[INFORMATION SUPPLIED]
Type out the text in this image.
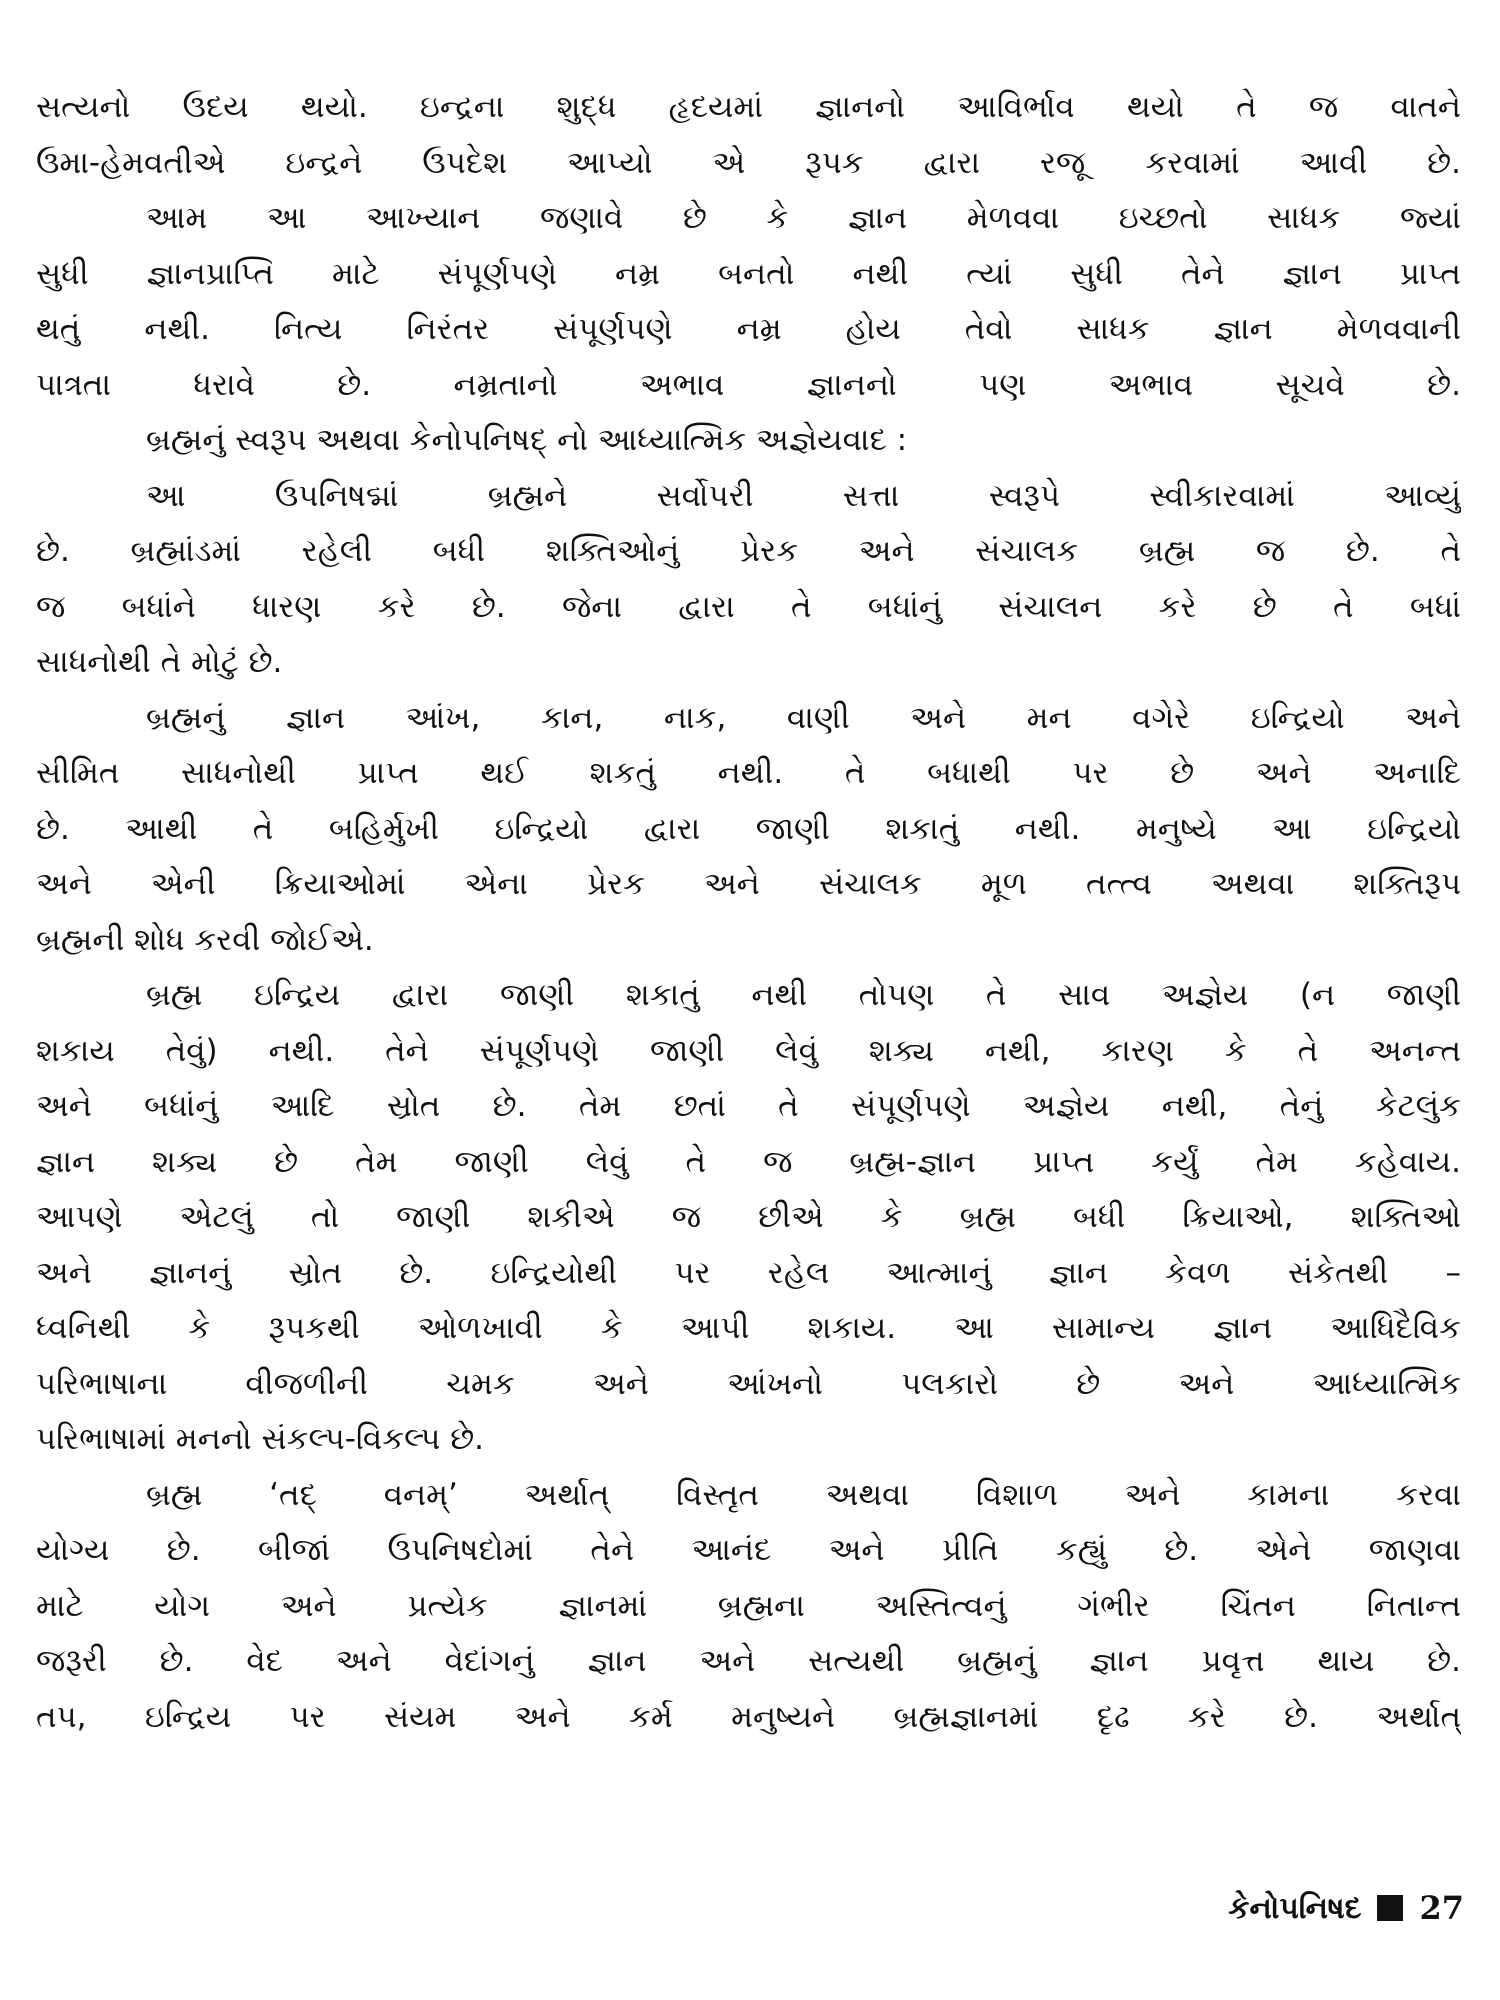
સત્યનો ઉદય થયો. ઇન્દ્રના શુદ્ધ હૃદયમાં જ્ઞાનનો આવિર્ભાવ થયો તે જ વાતને
ઉમા-હેમવતીએ ઇન્દ્રને ઉપદેશ આપ્યો એ રૂપક દ્વારા રજૂ કરવામાં આવી છે.
આમ આ આખ્યાન જણાવે છે કે જ્ઞાન મેળવવા ઇચ્છતો સાધક જ્યાં
સુધી જ્ઞાનપ્રાપ્તિ માટે સંપૂર્ણપણે નમ્ર બનતો નથી ત્યાં સુધી તેને જ્ઞાન પ્રાપ્ત
થતું નથી. નિત્ય નિરંતર સંપૂર્ણપણે નમ્ર હોય તેવો સાધક જ્ઞાન મેળવવાની
પાત્રતા ધરાવે છે. નમ્રતાનો અભાવ જ્ઞાનનો પણ અભાવ સૂચવે છે.
બ્રહ્મનું સ્વરૂપ અથવા કેનોપનિષદ્ નો આધ્યાત્મિક અજ્ઞેયવાદ :
આ ઉપનિષદ્માં બ્રહ્મને સર્વોપરી સત્તા સ્વરૂપે સ્વીકારવામાં આવ્યું
છે. બ્રહ્માંડમાં રહેલી બધી શક્તિઓનું પ્રેરક અને સંચાલક બ્રહ્મ જ છે. તે
જ બધાંને ધારણ કરે છે. જેના દ્વારા તે બધાંનું સંચાલન કરે છે તે બધાં
સાધનોથી તે મોટું છે.
બ્રહ્મનું જ્ઞાન આંખ, કાન, નાક, વાણી અને મન વગેરે ઇન્દ્રિયો અને
સીમિત સાધનોથી પ્રાપ્ત થઈ શકતું નથી. તે બધાથી પર છે અને અનાદિ
છે. આથી તે બહિર્મુખી ઇન્દ્રિયો દ્વારા જાણી શકાતું નથી. મનુષ્યે આ ઇન્દ્રિયો
અને એની ક્રિયાઓમાં એના પ્રેરક અને સંચાલક મૂળ તત્ત્વ અથવા શક્તિરૂપ
બ્રહ્મની શોધ કરવી જોઈએ.
બ્રહ્મ ઇન્દ્રિય દ્વારા જાણી શકાતું નથી તોપણ તે સાવ અજ્ઞેય (ન જાણી
શકાય તેવું) નથી. તેને સંપૂર્ણપણે જાણી લેવું શક્ય નથી, કારણ કે તે અનન્ત
અને બધાંનું આદિ સ્રોત છે. તેમ છતાં તે સંપૂર્ણપણે અજ્ઞેય નથી, તેનું કેટલુંક
જ્ઞાન શક્ય છે તેમ જાણી લેવું તે જ બ્રહ્મ-જ્ઞાન પ્રાપ્ત કર્યું તેમ કહેવાય.
આપણે એટલું તો જાણી શકીએ જ છીએ કે બ્રહ્મ બધી ક્રિયાઓ, શક્તિઓ
અને જ્ઞાનનું સ્રોત છે. ઇન્દ્રિયોથી પર રહેલ આત્માનું જ્ઞાન કેવળ સંકેતથી –
ધ્વનિથી કે રૂપકથી ઓળખાવી કે આપી શકાય. આ સામાન્ય જ્ઞાન આધિદૈવિક
પરિભાષાના વીજળીની ચમક અને આંખનો પલકારો છે અને આધ્યાત્મિક
પરિભાષામાં મનનો સંકલ્પ-વિકલ્પ છે.
બ્રહ્મ ‘તદ્ વનમ્’ અર્થાત્ વિસ્તૃત અથવા વિશાળ અને કામના કરવા
યોગ્ય છે. બીજાં ઉપનિષદોમાં તેને આનંદ અને પ્રીતિ કહ્યું છે. એને જાણવા
માટે યોગ અને પ્રત્યેક જ્ઞાનમાં બ્રહ્મના અસ્તિત્વનું ગંભીર ચિંતન નિતાન્ત
જરૂરી છે. વેદ અને વેદાંગનું જ્ઞાન અને સત્યથી બ્રહ્મનું જ્ઞાન પ્રવૃત્ત થાય છે.
તપ, ઇન્દ્રિય પર સંયમ અને કર્મ મનુષ્યને બ્રહ્મજ્ઞાનમાં દૃઢ કરે છે. અર્થાત્
કેનોપનિષદ 27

[TASK INSTRUCTIONS] Transcribe the material as is, with images omitted.

[RESULT OF THIS EXERCISE]
Type out the text in this image.
સત્યનો ઉદય થયો. ઇન્દ્રના શુદ્ધ હૃદયમાં જ્ઞાનનો આવિર્ભાવ થયો તે જ વાતને
ઉમા-હેમવતીએ ઇન્દ્રને ઉપદેશ આપ્યો એ રૂપક દ્વારા રજૂ કરવામાં આવી છે.
આમ આ આખ્યાન જણાવે છે કે જ્ઞાન મેળવવા ઇચ્છતો સાધક જ્યાં
સુધી જ્ઞાનપ્રાપ્તિ માટે સંપૂર્ણપણે નમ્ર બનતો નથી ત્યાં સુધી તેને જ્ઞાન પ્રાપ્ત
થતું નથી. નિત્ય નિરંતર સંપૂર્ણપણે નમ્ર હોય તેવો સાધક જ્ઞાન મેળવવાની
પાત્રતા ધરાવે છે. નમ્રતાનો અભાવ જ્ઞાનનો પણ અભાવ સૂચવે છે.
બ્રહ્મનું સ્વરૂપ અથવા કેનોપનિષદ્ નો આધ્યાત્મિક અજ્ઞેયવાદ :
આ ઉપનિષદ્માં બ્રહ્મને સર્વોપરી સત્તા સ્વરૂપે સ્વીકારવામાં આવ્યું
છે. બ્રહ્માંડમાં રહેલી બધી શક્તિઓનું પ્રેરક અને સંચાલક બ્રહ્મ જ છે. તે
જ બધાંને ધારણ કરે છે. જેના દ્વારા તે બધાંનું સંચાલન કરે છે તે બધાં
સાધનોથી તે મોટું છે.
બ્રહ્મનું જ્ઞાન આંખ, કાન, નાક, વાણી અને મન વગેરે ઇન્દ્રિયો અને
સીમિત સાધનોથી પ્રાપ્ત થઈ શકતું નથી. તે બધાથી પર છે અને અનાદિ
છે. આથી તે બહિર્મુખી ઇન્દ્રિયો દ્વારા જાણી શકાતું નથી. મનુષ્યે આ ઇન્દ્રિયો
અને એની ક્રિયાઓમાં એના પ્રેરક અને સંચાલક મૂળ તત્ત્વ અથવા શક્તિરૂપ
બ્રહ્મની શોધ કરવી જોઈએ.
બ્રહ્મ ઇન્દ્રિય દ્વારા જાણી શકાતું નથી તોપણ તે સાવ અજ્ઞેય (ન જાણી
શકાય તેવું) નથી. તેને સંપૂર્ણપણે જાણી લેવું શક્ય નથી, કારણ કે તે અનન્ત
અને બધાંનું આદિ સ્રોત છે. તેમ છતાં તે સંપૂર્ણપણે અજ્ઞેય નથી, તેનું કેટલુંક
જ્ઞાન શક્ય છે તેમ જાણી લેવું તે જ બ્રહ્મ-જ્ઞાન પ્રાપ્ત કર્યું તેમ કહેવાય.
આપણે એટલું તો જાણી શકીએ જ છીએ કે બ્રહ્મ બધી ક્રિયાઓ, શક્તિઓ
અને જ્ઞાનનું સ્રોત છે. ઇન્દ્રિયોથી પર રહેલ આત્માનું જ્ઞાન કેવળ સંકેતથી –
ધ્વનિથી કે રૂપકથી ઓળખાવી કે આપી શકાય. આ સામાન્ય જ્ઞાન આધિદૈવિક
પરિભાષાના વીજળીની ચમક અને આંખનો પલકારો છે અને આધ્યાત્મિક
પરિભાષામાં મનનો સંકલ્પ-વિકલ્પ છે.
બ્રહ્મ ‘તદ્ વનમ્’ અર્થાત્ વિસ્તૃત અથવા વિશાળ અને કામના કરવા
યોગ્ય છે. બીજાં ઉપનિષદોમાં તેને આનંદ અને પ્રીતિ કહ્યું છે. એને જાણવા
માટે યોગ અને પ્રત્યેક જ્ઞાનમાં બ્રહ્મના અસ્તિત્વનું ગંભીર ચિંતન નિતાન્ત
જરૂરી છે. વેદ અને વેદાંગનું જ્ઞાન અને સત્યથી બ્રહ્મનું જ્ઞાન પ્રવૃત્ત થાય છે.
તપ, ઇન્દ્રિય પર સંયમ અને કર્મ મનુષ્યને બ્રહ્મજ્ઞાનમાં દૃઢ કરે છે. અર્થાત્
કેનોપનિષદ 27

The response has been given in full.